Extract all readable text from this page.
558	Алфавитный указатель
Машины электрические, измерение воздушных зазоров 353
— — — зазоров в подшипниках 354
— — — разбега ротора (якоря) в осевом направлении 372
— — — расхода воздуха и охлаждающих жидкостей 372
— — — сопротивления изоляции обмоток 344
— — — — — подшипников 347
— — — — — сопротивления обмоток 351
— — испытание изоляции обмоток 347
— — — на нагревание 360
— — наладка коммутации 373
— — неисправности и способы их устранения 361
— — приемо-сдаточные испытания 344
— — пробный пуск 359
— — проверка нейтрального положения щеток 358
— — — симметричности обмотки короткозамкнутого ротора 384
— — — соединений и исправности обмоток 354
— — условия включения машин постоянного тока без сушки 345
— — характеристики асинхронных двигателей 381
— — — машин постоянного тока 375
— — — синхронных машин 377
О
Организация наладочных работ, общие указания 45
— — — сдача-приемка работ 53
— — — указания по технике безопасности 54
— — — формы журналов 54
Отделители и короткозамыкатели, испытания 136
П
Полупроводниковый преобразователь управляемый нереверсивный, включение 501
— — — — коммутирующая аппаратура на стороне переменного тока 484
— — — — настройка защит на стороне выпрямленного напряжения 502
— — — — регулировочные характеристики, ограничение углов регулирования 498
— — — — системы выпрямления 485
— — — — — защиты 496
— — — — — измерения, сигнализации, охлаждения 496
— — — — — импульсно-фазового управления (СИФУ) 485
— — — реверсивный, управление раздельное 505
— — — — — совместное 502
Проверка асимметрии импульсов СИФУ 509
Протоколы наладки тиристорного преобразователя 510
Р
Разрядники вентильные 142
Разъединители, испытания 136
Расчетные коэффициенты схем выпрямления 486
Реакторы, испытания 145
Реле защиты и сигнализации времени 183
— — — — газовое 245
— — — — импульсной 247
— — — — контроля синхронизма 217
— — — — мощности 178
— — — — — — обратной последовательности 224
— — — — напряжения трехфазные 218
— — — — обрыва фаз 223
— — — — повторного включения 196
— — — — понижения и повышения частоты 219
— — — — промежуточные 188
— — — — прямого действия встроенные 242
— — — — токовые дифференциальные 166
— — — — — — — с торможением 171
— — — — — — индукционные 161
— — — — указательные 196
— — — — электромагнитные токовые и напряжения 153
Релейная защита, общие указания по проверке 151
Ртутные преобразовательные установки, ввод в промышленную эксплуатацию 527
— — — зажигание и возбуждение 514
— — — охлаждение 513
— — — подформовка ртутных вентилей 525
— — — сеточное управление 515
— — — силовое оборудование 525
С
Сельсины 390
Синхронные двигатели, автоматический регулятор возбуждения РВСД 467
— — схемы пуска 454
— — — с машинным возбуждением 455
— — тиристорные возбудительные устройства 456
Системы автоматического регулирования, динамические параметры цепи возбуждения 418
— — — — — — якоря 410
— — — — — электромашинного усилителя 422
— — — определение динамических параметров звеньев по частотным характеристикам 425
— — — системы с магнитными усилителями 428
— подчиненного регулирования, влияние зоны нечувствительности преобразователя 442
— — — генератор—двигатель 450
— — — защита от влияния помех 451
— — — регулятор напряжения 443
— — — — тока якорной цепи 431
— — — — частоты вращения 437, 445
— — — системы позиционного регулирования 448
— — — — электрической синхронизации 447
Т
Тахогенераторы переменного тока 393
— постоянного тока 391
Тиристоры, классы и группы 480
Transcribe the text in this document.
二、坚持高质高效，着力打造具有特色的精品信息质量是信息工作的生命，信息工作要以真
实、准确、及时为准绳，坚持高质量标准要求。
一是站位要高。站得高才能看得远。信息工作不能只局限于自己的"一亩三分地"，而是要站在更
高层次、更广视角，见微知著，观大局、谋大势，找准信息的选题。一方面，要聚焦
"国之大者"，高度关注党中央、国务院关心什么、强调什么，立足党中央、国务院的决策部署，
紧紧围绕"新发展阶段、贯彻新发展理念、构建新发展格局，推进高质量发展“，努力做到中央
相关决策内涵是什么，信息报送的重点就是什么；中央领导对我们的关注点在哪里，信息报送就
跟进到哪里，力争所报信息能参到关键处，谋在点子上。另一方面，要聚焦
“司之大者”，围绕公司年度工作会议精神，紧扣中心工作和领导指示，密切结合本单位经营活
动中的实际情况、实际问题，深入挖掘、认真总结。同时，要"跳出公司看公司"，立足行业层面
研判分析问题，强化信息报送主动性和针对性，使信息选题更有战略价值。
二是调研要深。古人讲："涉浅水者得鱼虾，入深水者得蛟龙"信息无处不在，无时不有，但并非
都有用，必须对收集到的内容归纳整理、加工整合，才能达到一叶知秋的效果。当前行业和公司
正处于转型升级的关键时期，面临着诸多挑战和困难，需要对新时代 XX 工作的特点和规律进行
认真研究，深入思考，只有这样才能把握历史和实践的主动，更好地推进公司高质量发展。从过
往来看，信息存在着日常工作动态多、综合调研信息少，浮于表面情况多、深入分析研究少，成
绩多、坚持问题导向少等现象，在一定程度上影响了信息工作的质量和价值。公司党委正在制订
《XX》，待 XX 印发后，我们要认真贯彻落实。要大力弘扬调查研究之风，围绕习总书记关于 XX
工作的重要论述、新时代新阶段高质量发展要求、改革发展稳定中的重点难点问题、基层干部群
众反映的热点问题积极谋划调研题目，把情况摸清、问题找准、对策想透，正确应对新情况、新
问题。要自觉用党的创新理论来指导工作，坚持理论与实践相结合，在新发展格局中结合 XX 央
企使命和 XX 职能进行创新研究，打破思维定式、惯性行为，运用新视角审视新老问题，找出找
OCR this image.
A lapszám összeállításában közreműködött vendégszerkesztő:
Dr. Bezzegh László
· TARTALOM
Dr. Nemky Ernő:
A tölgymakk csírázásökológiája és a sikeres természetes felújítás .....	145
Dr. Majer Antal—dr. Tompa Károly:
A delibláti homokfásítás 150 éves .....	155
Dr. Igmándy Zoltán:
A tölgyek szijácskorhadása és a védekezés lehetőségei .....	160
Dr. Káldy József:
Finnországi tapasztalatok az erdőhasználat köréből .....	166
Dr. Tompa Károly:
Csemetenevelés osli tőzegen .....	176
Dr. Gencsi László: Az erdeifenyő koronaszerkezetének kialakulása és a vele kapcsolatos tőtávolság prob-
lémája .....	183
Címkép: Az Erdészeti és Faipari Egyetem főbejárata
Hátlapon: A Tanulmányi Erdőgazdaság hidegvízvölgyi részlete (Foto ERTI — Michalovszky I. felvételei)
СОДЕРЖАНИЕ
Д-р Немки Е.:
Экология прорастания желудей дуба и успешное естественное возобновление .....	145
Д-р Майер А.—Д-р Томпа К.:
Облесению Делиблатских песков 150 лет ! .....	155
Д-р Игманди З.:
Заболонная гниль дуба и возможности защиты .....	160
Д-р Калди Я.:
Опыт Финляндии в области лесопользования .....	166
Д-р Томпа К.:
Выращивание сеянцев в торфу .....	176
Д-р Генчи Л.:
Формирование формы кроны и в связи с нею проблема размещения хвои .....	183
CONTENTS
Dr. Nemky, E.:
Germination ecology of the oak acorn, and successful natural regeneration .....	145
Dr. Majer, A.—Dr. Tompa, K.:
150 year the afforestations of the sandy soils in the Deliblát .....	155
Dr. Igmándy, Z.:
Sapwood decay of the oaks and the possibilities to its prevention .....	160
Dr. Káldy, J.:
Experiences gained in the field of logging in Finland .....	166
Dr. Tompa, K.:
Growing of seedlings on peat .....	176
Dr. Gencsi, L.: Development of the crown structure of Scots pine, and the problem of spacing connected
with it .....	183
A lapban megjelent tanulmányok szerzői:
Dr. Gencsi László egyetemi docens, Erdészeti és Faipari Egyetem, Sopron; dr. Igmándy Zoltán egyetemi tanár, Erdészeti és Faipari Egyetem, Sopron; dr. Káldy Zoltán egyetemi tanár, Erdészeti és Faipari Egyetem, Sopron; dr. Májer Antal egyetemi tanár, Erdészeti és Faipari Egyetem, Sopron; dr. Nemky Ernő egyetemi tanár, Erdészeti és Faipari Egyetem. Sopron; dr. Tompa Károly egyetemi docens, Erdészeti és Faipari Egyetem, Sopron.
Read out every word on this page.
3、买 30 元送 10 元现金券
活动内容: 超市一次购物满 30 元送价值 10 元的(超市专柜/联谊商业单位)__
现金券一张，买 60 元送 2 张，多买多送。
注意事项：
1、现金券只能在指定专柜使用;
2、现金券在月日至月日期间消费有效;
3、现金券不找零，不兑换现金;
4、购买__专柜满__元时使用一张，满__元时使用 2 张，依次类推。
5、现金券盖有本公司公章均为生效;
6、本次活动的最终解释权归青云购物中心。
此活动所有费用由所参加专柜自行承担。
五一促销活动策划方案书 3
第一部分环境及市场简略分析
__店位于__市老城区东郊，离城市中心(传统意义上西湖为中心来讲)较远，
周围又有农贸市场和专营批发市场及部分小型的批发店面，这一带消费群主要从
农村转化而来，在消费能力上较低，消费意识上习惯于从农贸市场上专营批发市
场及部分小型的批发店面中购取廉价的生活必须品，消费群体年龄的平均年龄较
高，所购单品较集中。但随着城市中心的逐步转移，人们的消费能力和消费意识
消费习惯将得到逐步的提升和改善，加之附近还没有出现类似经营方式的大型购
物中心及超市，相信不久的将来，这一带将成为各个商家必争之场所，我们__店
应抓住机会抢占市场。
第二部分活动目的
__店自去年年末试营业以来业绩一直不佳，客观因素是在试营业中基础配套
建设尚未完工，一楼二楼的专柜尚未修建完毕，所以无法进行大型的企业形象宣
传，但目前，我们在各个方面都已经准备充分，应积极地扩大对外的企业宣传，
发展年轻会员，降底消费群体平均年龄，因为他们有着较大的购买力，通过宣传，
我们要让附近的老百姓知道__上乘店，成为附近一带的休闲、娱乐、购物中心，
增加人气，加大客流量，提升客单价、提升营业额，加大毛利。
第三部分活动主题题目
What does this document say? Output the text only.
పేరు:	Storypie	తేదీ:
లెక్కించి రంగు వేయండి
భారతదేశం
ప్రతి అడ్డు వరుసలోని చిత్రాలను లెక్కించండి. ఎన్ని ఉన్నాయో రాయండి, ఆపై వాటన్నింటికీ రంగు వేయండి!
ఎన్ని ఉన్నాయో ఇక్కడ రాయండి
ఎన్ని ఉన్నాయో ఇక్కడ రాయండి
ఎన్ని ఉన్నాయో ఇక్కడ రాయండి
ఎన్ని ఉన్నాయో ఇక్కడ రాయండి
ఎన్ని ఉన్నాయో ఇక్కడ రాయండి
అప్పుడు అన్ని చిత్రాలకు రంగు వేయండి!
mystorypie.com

PROBLEM REQUIREMENTS>
Reproduce only the lines running from the one that contains "What does this" to the last line of the records.

COMPLETED TASK>
What does this document say? Output the text only.
పేరు:	Storypie	తేదీ:
లెక్కించి రంగు వేయండి
భారతదేశం
ప్రతి అడ్డు వరుసలోని చిత్రాలను లెక్కించండి. ఎన్ని ఉన్నాయో రాయండి, ఆపై వాటన్నింటికీ రంగు వేయండి!
ఎన్ని ఉన్నాయో ఇక్కడ రాయండి
ఎన్ని ఉన్నాయో ఇక్కడ రాయండి
ఎన్ని ఉన్నాయో ఇక్కడ రాయండి
ఎన్ని ఉన్నాయో ఇక్కడ రాయండి
ఎన్ని ఉన్నాయో ఇక్కడ రాయండి
అప్పుడు అన్ని చిత్రాలకు రంగు వేయండి!
mystorypie.com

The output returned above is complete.